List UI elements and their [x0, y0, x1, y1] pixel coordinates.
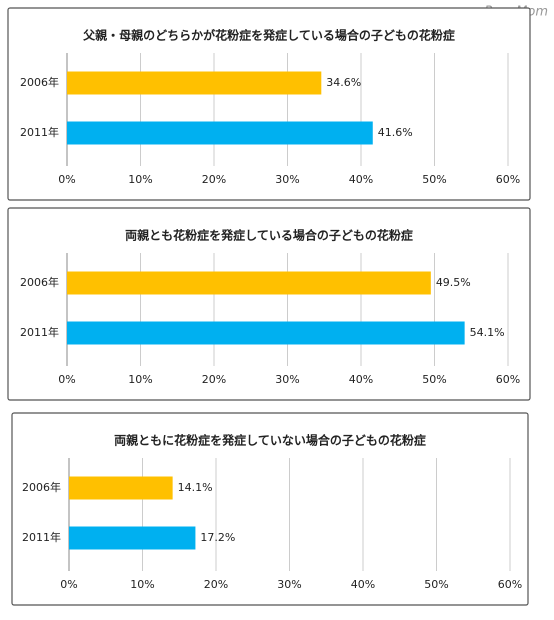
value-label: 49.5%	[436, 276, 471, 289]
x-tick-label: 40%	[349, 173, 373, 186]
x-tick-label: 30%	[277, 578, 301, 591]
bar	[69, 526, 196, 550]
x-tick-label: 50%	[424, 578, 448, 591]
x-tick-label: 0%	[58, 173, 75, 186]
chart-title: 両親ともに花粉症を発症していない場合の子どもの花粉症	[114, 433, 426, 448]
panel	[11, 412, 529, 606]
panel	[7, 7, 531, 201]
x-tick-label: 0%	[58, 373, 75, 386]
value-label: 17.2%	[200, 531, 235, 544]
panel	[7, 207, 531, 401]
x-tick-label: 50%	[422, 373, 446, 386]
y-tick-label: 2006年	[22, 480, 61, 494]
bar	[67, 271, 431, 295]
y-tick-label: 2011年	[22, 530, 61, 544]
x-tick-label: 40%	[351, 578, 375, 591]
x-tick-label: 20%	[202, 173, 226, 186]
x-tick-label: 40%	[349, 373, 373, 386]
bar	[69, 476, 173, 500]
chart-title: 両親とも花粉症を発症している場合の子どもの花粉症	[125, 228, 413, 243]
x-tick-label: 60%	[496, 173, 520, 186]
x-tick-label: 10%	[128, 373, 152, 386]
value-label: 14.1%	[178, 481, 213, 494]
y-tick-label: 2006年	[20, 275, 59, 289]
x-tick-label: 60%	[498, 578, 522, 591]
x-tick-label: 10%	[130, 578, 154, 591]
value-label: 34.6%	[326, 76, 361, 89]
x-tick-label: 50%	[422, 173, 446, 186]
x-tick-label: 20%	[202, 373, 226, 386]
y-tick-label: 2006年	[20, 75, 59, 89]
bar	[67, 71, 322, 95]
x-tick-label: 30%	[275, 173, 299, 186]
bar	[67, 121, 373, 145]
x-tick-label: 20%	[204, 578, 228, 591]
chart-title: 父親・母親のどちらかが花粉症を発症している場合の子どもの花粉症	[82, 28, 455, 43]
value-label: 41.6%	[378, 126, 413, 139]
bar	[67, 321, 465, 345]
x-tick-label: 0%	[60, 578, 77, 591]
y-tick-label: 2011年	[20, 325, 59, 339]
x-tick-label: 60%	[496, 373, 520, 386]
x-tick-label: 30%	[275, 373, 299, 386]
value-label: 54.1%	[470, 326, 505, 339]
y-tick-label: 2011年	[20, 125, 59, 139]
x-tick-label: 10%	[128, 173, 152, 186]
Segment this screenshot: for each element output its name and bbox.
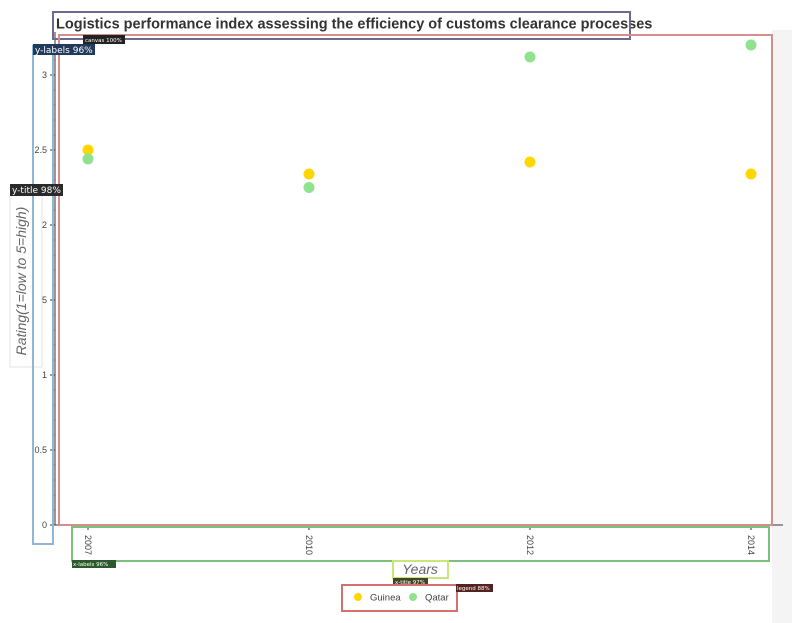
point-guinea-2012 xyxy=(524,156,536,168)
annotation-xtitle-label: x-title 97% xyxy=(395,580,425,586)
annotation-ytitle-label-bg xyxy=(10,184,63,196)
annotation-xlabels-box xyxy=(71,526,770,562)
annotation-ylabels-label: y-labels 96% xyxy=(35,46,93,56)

•••

DO THIS - Please write out every line of the listing above word for word, leaving out the pictures.

ANSWER IN FULL -
List UI elements and their [x0, y0, x1, y1] pixel coordinates.
value-label: 49.5%	[436, 276, 471, 289]
x-tick-label: 40%	[349, 173, 373, 186]
x-tick-label: 30%	[277, 578, 301, 591]
bar	[69, 526, 196, 550]
x-tick-label: 50%	[424, 578, 448, 591]
x-tick-label: 0%	[58, 173, 75, 186]
chart-title: 両親ともに花粉症を発症していない場合の子どもの花粉症	[114, 433, 426, 448]
panel	[11, 412, 529, 606]
panel	[7, 7, 531, 201]
x-tick-label: 0%	[58, 373, 75, 386]
value-label: 17.2%	[200, 531, 235, 544]
panel	[7, 207, 531, 401]
x-tick-label: 50%	[422, 373, 446, 386]
y-tick-label: 2006年	[22, 480, 61, 494]
bar	[67, 271, 431, 295]
y-tick-label: 2011年	[22, 530, 61, 544]
x-tick-label: 40%	[351, 578, 375, 591]
x-tick-label: 20%	[202, 173, 226, 186]
x-tick-label: 40%	[349, 373, 373, 386]
bar	[69, 476, 173, 500]
chart-title: 両親とも花粉症を発症している場合の子どもの花粉症	[125, 228, 413, 243]
x-tick-label: 60%	[496, 173, 520, 186]
x-tick-label: 10%	[128, 373, 152, 386]
value-label: 14.1%	[178, 481, 213, 494]
y-tick-label: 2006年	[20, 275, 59, 289]
x-tick-label: 60%	[498, 578, 522, 591]
x-tick-label: 10%	[130, 578, 154, 591]
value-label: 34.6%	[326, 76, 361, 89]
x-tick-label: 50%	[422, 173, 446, 186]
x-tick-label: 20%	[202, 373, 226, 386]
y-tick-label: 2006年	[20, 75, 59, 89]
bar	[67, 71, 322, 95]
x-tick-label: 30%	[275, 173, 299, 186]
bar	[67, 121, 373, 145]
x-tick-label: 20%	[204, 578, 228, 591]
chart-title: 父親・母親のどちらかが花粉症を発症している場合の子どもの花粉症	[82, 28, 455, 43]
value-label: 41.6%	[378, 126, 413, 139]
bar	[67, 321, 465, 345]
x-tick-label: 0%	[60, 578, 77, 591]
y-tick-label: 2011年	[20, 325, 59, 339]
x-tick-label: 60%	[496, 373, 520, 386]
x-tick-label: 30%	[275, 373, 299, 386]
value-label: 54.1%	[470, 326, 505, 339]
y-tick-label: 2011年	[20, 125, 59, 139]
x-tick-label: 10%	[128, 173, 152, 186]
Segment this screenshot: for each element output its name and bbox.
point-guinea-2012 xyxy=(524,156,536,168)
annotation-xtitle-label: x-title 97% xyxy=(395,580,425,586)
annotation-ytitle-label-bg xyxy=(10,184,63,196)
annotation-xlabels-box xyxy=(71,526,770,562)
annotation-ylabels-label: y-labels 96% xyxy=(35,46,93,56)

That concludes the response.